» **TASK SET**
1 – In the Judy Johnson profile, what was his father's occupation?
2 – Please continue the profile of Judy Johnson from its last sentence.

» **EXCERPTED TEXT**
>>>>

Connie Mack, the sweet-natured owner of the Philadelphia A’s, watched Judy dance around the bag at Shibe Park in the 1920s and sighed. If Johnson were only white, Mack said, “he could write his own price.”

The old Negro leagues produced many great third basemen – Jud Wilson, Oliver (Ghost) Marcelle and Ray Dandridge. But many authorities consider Johnson the finest of all.

Dandridge may have been flashier, but Johnson “was like a rock,” commented ex-outfielder Jimmy Crutchfield, “a steadying influence on the club. Had a great brain, could anticipate a play, knew what his opponents were going to do.” “He had intelligence and finesse,” explained Willie Wells, one of the game’s great shortstops.

Judy was an excellent sign-stealer, too, Ted Page pointed out. “He and Josh Gibson – boy, they trapped more men off third base! Judy’d put a little whistle on to Josh, who was catching, and I’d say, ‘Oh, oh, they got something cooking.'”

In Cincinnati in the 1930s the Crawfords were playing a team of white big league all-stars. Leo Durocher reached third base and began dancing off the bag down the line to rattle the pitcher. Judy gave Gibson “the whistle.”

“Durocher started in toward home,” Johnson recalled, “and I moved up with him. Then I just backed up, put my foot about two feet in front of the base. Josh had the best snap, wouldn’t move to throw, just snapped the ball. I caught it. Here comes Durocher sliding in and the umpire says, ‘You’re out.’ “

Some 20 years later Johnson and his wife were leaving Milwaukee County Stadium, where their son-in-law, Bill Bruton, had just finished playing a World Series game against the New York Yankees. In the crowd they jostled against none other than Durocher. “Leo,” Judy said, “do you remember playing a barnstorming game in Cincinnati back in 1934 or so?”

Durocher stepped back and blinked. “Yes,” he responded, “I remember you, Judy, damn your soul. That’s the day you tricked me.” Johnson was born October 26, 1899 in Snow Hill on Maryland’s eastern shore, not far from the birthplace of another famous Hall of Fame third baseman, Frank “Home Run” Baker.

Judy remembers frosty mornings in Snow Hill. He and his sister slept in a loft which they reached by climbing a ladder and awoke to the smell of country breakfast cooking. His father, a sailor, moved the family to Wilmington, Del., when Judy was about ten.

Johnson recalls his first uniform vividly. His mother sewed a big “D” on the shirt for the team he played on. “I was strutting around at 5 a. m., even though we didn’t play until two in the afternoon,” he said.

After a game he always managed to hang around the team captain’s house to talk baseball – and to steal glances at the captain’s sister, Anita. Somehow he and Anita ended up sitting on the bench in front of the house until her father coughed. “That meant, ‘Get,’ ” Judy explained. “She’d walk me to the corner, and I’d give her a ‘hit-and-run’ kiss.” The two were married for more than 60 years until her death in 1986.

Anita became a school teacher. In later years when Judy went to Cuba to play winter ball, she stayed home, adding her salary to the family income. Without her, Judy said emotionally, “I probably couldn’t have been a ball player. She was a great, great woman.”

<<<<

» **RECORD EXTRACTS**

>>>>

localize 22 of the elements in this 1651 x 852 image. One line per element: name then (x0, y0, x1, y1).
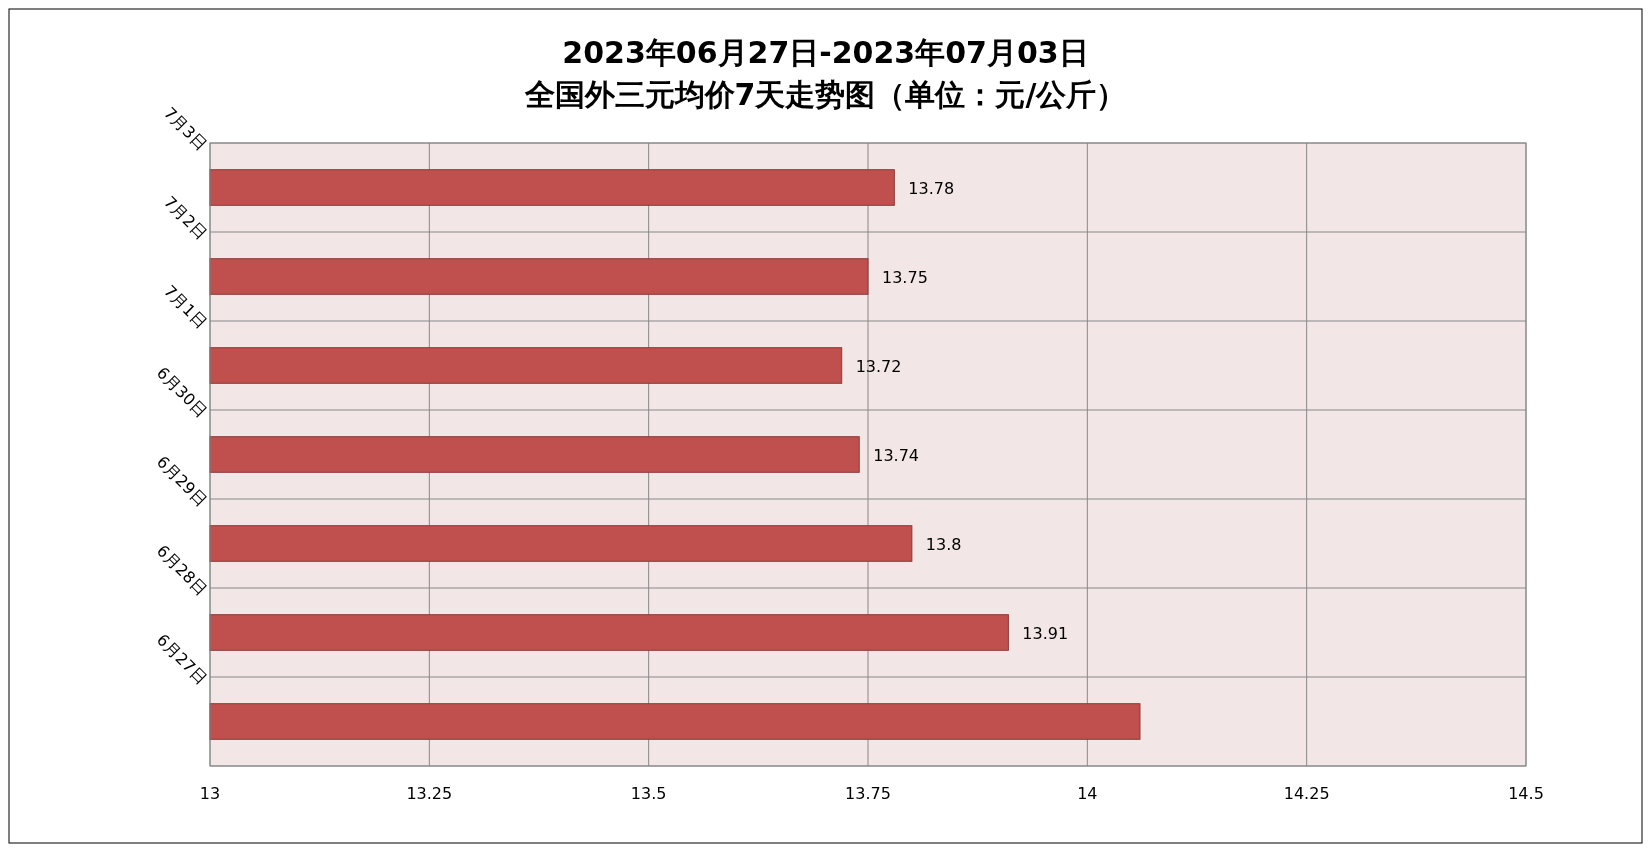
y-tick-label: 6月27日 (152, 630, 211, 688)
data-label: 13.8 (925, 534, 962, 554)
x-tick-label: 14.5 (1508, 784, 1544, 803)
y-tick-label: 6月28日 (152, 541, 211, 599)
x-tick-label: 14 (1077, 784, 1098, 803)
x-tick-label: 13.25 (406, 784, 453, 803)
chart-title: 2023年06月27日-2023年07月03日 (562, 35, 1089, 70)
x-tick-label: 14.25 (1283, 784, 1330, 803)
y-tick-label: 7月2日 (160, 192, 211, 243)
chart-subtitle: 全国外三元均价7天走势图（单位：元/公斤） (523, 77, 1127, 112)
data-label: 13.72 (855, 356, 902, 376)
x-tick-label: 13 (199, 784, 221, 803)
data-label: 13.78 (908, 178, 955, 198)
data-label: 13.74 (873, 445, 920, 465)
data-label: 13.91 (1022, 623, 1069, 643)
data-label: 13.75 (882, 267, 928, 287)
y-tick-label: 6月29日 (152, 452, 211, 510)
y-tick-label: 7月1日 (160, 281, 211, 332)
x-tick-label: 13.5 (630, 784, 667, 803)
y-tick-label: 7月3日 (160, 103, 211, 154)
y-tick-label: 6月30日 (152, 363, 211, 421)
x-tick-label: 13.75 (845, 784, 891, 803)
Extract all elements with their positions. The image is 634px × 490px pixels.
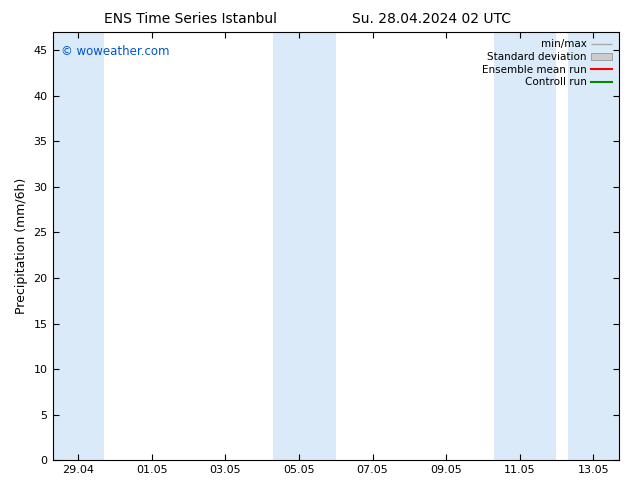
Text: Su. 28.04.2024 02 UTC: Su. 28.04.2024 02 UTC (352, 12, 510, 26)
Bar (53, 32, 104, 460)
Bar (567, 32, 619, 460)
Bar (273, 32, 336, 460)
Legend: min/max, Standard deviation, Ensemble mean run, Controll run: min/max, Standard deviation, Ensemble me… (480, 37, 614, 89)
Y-axis label: Precipitation (mm/6h): Precipitation (mm/6h) (15, 178, 28, 314)
Text: © woweather.com: © woweather.com (61, 45, 169, 58)
Bar (494, 32, 557, 460)
Text: ENS Time Series Istanbul: ENS Time Series Istanbul (104, 12, 276, 26)
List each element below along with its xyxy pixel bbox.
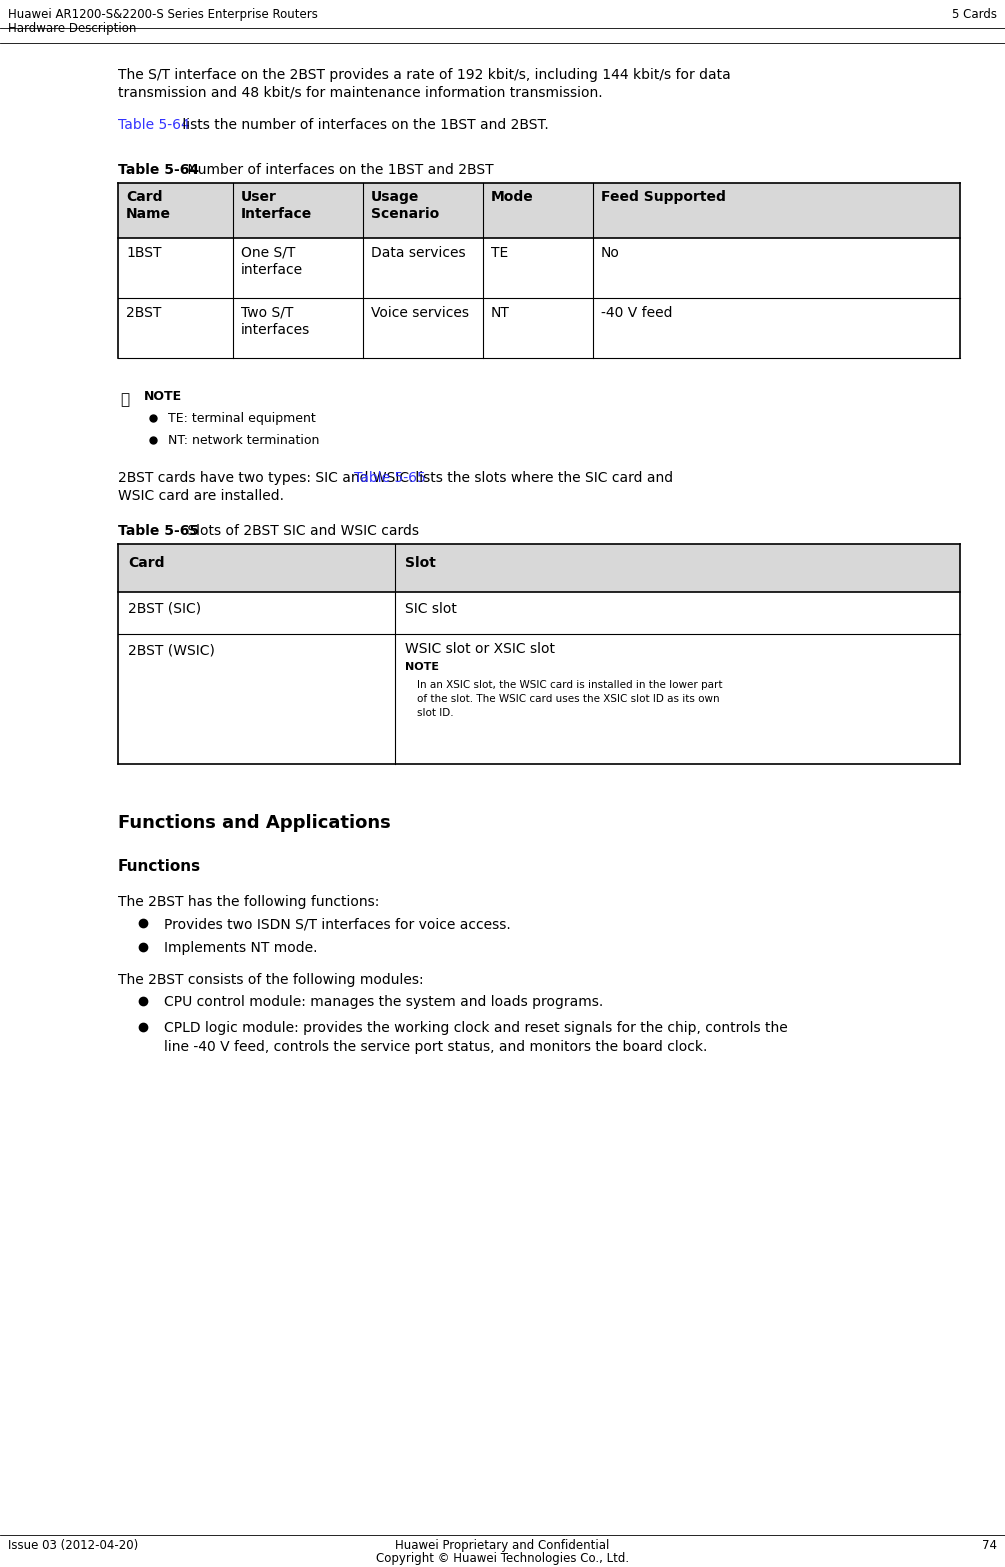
Text: Huawei Proprietary and Confidential: Huawei Proprietary and Confidential	[395, 1539, 610, 1551]
Text: Card
Name: Card Name	[126, 190, 171, 221]
Text: Table 5-65: Table 5-65	[354, 472, 425, 486]
Text: Hardware Description: Hardware Description	[8, 22, 137, 34]
Text: One S/T
interface: One S/T interface	[241, 246, 304, 277]
Text: No: No	[601, 246, 620, 260]
Text: lists the slots where the SIC card and: lists the slots where the SIC card and	[411, 472, 673, 486]
Bar	[118, 544, 960, 592]
Text: 5 Cards: 5 Cards	[952, 8, 997, 22]
Text: CPU control module: manages the system and loads programs.: CPU control module: manages the system a…	[164, 995, 603, 1009]
Text: 2BST cards have two types: SIC and WSIC.: 2BST cards have two types: SIC and WSIC.	[118, 472, 418, 486]
Text: Table 5-64: Table 5-64	[118, 118, 190, 132]
Text: 2BST: 2BST	[126, 306, 162, 320]
Bar	[118, 183, 960, 238]
Text: NOTE: NOTE	[144, 390, 182, 403]
Text: Two S/T
interfaces: Two S/T interfaces	[241, 306, 311, 337]
Bar	[118, 238, 960, 298]
Text: Issue 03 (2012-04-20): Issue 03 (2012-04-20)	[8, 1539, 139, 1551]
Text: SIC slot: SIC slot	[405, 602, 457, 616]
Text: lists the number of interfaces on the 1BST and 2BST.: lists the number of interfaces on the 1B…	[178, 118, 549, 132]
Text: WSIC card are installed.: WSIC card are installed.	[118, 489, 284, 503]
Text: Usage
Scenario: Usage Scenario	[371, 190, 439, 221]
Bar	[118, 635, 960, 765]
Bar	[118, 298, 960, 357]
Text: NT: NT	[491, 306, 510, 320]
Text: transmission and 48 kbit/s for maintenance information transmission.: transmission and 48 kbit/s for maintenan…	[118, 86, 603, 100]
Text: Slot: Slot	[405, 556, 436, 570]
Text: User
Interface: User Interface	[241, 190, 313, 221]
Text: Table 5-64: Table 5-64	[118, 163, 199, 177]
Text: NT: network termination: NT: network termination	[168, 434, 320, 447]
Text: 74: 74	[982, 1539, 997, 1551]
Text: 2BST (WSIC): 2BST (WSIC)	[128, 644, 215, 658]
Bar	[118, 592, 960, 635]
Text: The 2BST consists of the following modules:: The 2BST consists of the following modul…	[118, 973, 424, 987]
Text: Functions: Functions	[118, 859, 201, 874]
Text: 2BST (SIC): 2BST (SIC)	[128, 602, 201, 616]
Text: Copyright © Huawei Technologies Co., Ltd.: Copyright © Huawei Technologies Co., Ltd…	[376, 1551, 629, 1565]
Text: Card: Card	[128, 556, 165, 570]
Text: 1BST: 1BST	[126, 246, 162, 260]
Text: Implements NT mode.: Implements NT mode.	[164, 942, 318, 954]
Text: Slots of 2BST SIC and WSIC cards: Slots of 2BST SIC and WSIC cards	[183, 523, 419, 537]
Text: CPLD logic module: provides the working clock and reset signals for the chip, co: CPLD logic module: provides the working …	[164, 1022, 788, 1055]
Text: Number of interfaces on the 1BST and 2BST: Number of interfaces on the 1BST and 2BS…	[183, 163, 493, 177]
Text: Feed Supported: Feed Supported	[601, 190, 726, 204]
Text: TE: TE	[491, 246, 509, 260]
Text: Huawei AR1200-S&2200-S Series Enterprise Routers: Huawei AR1200-S&2200-S Series Enterprise…	[8, 8, 318, 20]
Text: Data services: Data services	[371, 246, 465, 260]
Text: The S/T interface on the 2BST provides a rate of 192 kbit/s, including 144 kbit/: The S/T interface on the 2BST provides a…	[118, 67, 731, 81]
Text: Functions and Applications: Functions and Applications	[118, 813, 391, 832]
Text: -40 V feed: -40 V feed	[601, 306, 672, 320]
Text: Mode: Mode	[491, 190, 534, 204]
Text: Table 5-65: Table 5-65	[118, 523, 199, 537]
Text: TE: terminal equipment: TE: terminal equipment	[168, 412, 316, 425]
Text: The 2BST has the following functions:: The 2BST has the following functions:	[118, 895, 379, 909]
Text: WSIC slot or XSIC slot: WSIC slot or XSIC slot	[405, 642, 555, 657]
Text: 📖: 📖	[120, 392, 129, 407]
Text: NOTE: NOTE	[405, 661, 439, 672]
Text: Provides two ISDN S/T interfaces for voice access.: Provides two ISDN S/T interfaces for voi…	[164, 917, 511, 931]
Text: Voice services: Voice services	[371, 306, 469, 320]
Text: In an XSIC slot, the WSIC card is installed in the lower part
of the slot. The W: In an XSIC slot, the WSIC card is instal…	[417, 680, 723, 718]
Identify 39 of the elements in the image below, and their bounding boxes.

<<<<

» **ANSWERS BY TASK**
1 – His father was a sailor.

2 –
Johnson received his first big break when many of the black league stars were summoned into service in World War I and he got a call to play with the Bacharach Giants, at the age of 18, for a salary of $5 a game.

In 1919 he tried out for the famous Philadelphia Hilldales but was rejected as being too small. Judy then joined the Madison Stars of Philadelphia, a training ground for the Hilldales, who were fast developing into the top black club in the East.

The Hilldales had been organized some eight years earlier as a neighborhood amateur club in Darby, a suburb south of Philadelphia. Ed Bolden, a taciturn postal official, took over the club and began signing professional players. By 1920 he was ready to bring up young Johnson, paying the Madison Stars the munificent sum of$ 100. Judy understudied Bill “Brodie” Francis that season and the next spring took over the third base job from Francis.

The Hilldales built up a rapid fan following. “We had our own park in Darby,” Johnson explained, “and our crowds got so large we had to enlarge the park – not just for Negroes, but for white fans, too. Both the Athletics and Phillies were down in the standings and people were getting season tickets to see us. You couldn’t buy a box seat.”

Rookies were at the bottom of the pecking order in those days. “Here, Slacky, take my bats,” catcher Louis Santop ordered Johnson one day after the team had played in New York. While the older players took the subway to Harlem for a little fun, they made Judy catch a train back to Philadelphia laden with Santop’s uniform roll and bat bag plus his own equipment. “I looked like a porter,” Johnson recalled. “I had to hire a taxi to carry those bats. But you had to do it.”

In 1923 Bolden formed the Eastern Colored League with his own team plus the Bacharach Giants of Atlantic City, the Cuban Stars, Harrisburg Giants, Baltimore Black Sox, New York Lincoln Giants and Brooklyn Royal Giants. He also raided Rube Foster’s Negro National League, signing catcher Raleigh “Biz” Mackey, first baseman George “Tank” Can and second baseman Frank Warfield to give the Hilldales the strongest team in the East. Johnson’s contribution was a modest .237 batting average, but he played a strong, steady game at third base.

Judy journeyed to Cuba that winter, along with many black and white stars from the States. Against the stellar pitching of Dolph Luque, Jess Petty, Fred Fitzsimmons and most of the two Negro leagues’ top hurlers, Johnson raised his average to .345.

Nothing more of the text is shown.